* Start *
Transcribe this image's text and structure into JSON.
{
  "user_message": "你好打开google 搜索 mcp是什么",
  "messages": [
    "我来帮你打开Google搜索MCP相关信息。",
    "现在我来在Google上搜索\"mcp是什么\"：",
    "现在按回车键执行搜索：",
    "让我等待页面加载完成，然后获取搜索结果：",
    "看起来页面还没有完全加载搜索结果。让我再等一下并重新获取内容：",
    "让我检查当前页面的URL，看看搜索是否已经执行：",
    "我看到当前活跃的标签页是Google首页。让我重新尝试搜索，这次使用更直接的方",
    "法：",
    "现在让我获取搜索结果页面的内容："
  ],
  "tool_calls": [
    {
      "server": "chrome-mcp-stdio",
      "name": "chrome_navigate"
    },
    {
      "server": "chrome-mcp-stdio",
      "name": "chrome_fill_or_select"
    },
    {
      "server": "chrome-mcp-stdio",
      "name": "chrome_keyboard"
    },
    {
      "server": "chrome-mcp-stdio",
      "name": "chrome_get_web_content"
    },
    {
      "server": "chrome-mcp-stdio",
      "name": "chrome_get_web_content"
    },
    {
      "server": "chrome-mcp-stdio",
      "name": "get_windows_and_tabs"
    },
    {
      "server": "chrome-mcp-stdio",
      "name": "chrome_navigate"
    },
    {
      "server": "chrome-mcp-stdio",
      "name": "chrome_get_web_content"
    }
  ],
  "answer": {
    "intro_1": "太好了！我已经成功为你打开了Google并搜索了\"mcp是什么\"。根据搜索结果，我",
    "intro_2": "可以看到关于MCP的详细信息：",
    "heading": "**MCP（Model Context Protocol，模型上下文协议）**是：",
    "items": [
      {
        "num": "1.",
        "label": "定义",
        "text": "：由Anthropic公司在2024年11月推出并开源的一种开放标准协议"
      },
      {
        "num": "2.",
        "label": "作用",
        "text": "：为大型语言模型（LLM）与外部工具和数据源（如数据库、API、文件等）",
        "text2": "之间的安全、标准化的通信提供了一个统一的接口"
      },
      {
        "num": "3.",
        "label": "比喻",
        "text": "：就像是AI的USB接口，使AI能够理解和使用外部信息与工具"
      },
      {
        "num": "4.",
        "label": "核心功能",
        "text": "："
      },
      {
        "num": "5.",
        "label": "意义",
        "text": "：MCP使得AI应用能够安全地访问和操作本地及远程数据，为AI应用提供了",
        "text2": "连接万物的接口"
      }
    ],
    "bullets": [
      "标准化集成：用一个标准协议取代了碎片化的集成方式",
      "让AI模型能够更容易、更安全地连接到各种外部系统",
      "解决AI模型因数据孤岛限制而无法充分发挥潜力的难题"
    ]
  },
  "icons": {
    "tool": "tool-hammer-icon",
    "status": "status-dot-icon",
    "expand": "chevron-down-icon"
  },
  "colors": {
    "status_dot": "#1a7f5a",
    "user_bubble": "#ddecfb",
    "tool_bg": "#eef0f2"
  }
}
* End *
_Exercise aim_:
Repeat the listing in full, keeping every line exactly as it is.

_Exercise result_:
Transcribe this image's text and structure into JSON.
{
  "user_message": "你好打开google 搜索 mcp是什么",
  "messages": [
    "我来帮你打开Google搜索MCP相关信息。",
    "现在我来在Google上搜索\"mcp是什么\"：",
    "现在按回车键执行搜索：",
    "让我等待页面加载完成，然后获取搜索结果：",
    "看起来页面还没有完全加载搜索结果。让我再等一下并重新获取内容：",
    "让我检查当前页面的URL，看看搜索是否已经执行：",
    "我看到当前活跃的标签页是Google首页。让我重新尝试搜索，这次使用更直接的方",
    "法：",
    "现在让我获取搜索结果页面的内容："
  ],
  "tool_calls": [
    {
      "server": "chrome-mcp-stdio",
      "name": "chrome_navigate"
    },
    {
      "server": "chrome-mcp-stdio",
      "name": "chrome_fill_or_select"
    },
    {
      "server": "chrome-mcp-stdio",
      "name": "chrome_keyboard"
    },
    {
      "server": "chrome-mcp-stdio",
      "name": "chrome_get_web_content"
    },
    {
      "server": "chrome-mcp-stdio",
      "name": "chrome_get_web_content"
    },
    {
      "server": "chrome-mcp-stdio",
      "name": "get_windows_and_tabs"
    },
    {
      "server": "chrome-mcp-stdio",
      "name": "chrome_navigate"
    },
    {
      "server": "chrome-mcp-stdio",
      "name": "chrome_get_web_content"
    }
  ],
  "answer": {
    "intro_1": "太好了！我已经成功为你打开了Google并搜索了\"mcp是什么\"。根据搜索结果，我",
    "intro_2": "可以看到关于MCP的详细信息：",
    "heading": "**MCP（Model Context Protocol，模型上下文协议）**是：",
    "items": [
      {
        "num": "1.",
        "label": "定义",
        "text": "：由Anthropic公司在2024年11月推出并开源的一种开放标准协议"
      },
      {
        "num": "2.",
        "label": "作用",
        "text": "：为大型语言模型（LLM）与外部工具和数据源（如数据库、API、文件等）",
        "text2": "之间的安全、标准化的通信提供了一个统一的接口"
      },
      {
        "num": "3.",
        "label": "比喻",
        "text": "：就像是AI的USB接口，使AI能够理解和使用外部信息与工具"
      },
      {
        "num": "4.",
        "label": "核心功能",
        "text": "："
      },
      {
        "num": "5.",
        "label": "意义",
        "text": "：MCP使得AI应用能够安全地访问和操作本地及远程数据，为AI应用提供了",
        "text2": "连接万物的接口"
      }
    ],
    "bullets": [
      "标准化集成：用一个标准协议取代了碎片化的集成方式",
      "让AI模型能够更容易、更安全地连接到各种外部系统",
      "解决AI模型因数据孤岛限制而无法充分发挥潜力的难题"
    ]
  },
  "icons": {
    "tool": "tool-hammer-icon",
    "status": "status-dot-icon",
    "expand": "chevron-down-icon"
  },
  "colors": {
    "status_dot": "#1a7f5a",
    "user_bubble": "#ddecfb",
    "tool_bg": "#eef0f2"
  }
}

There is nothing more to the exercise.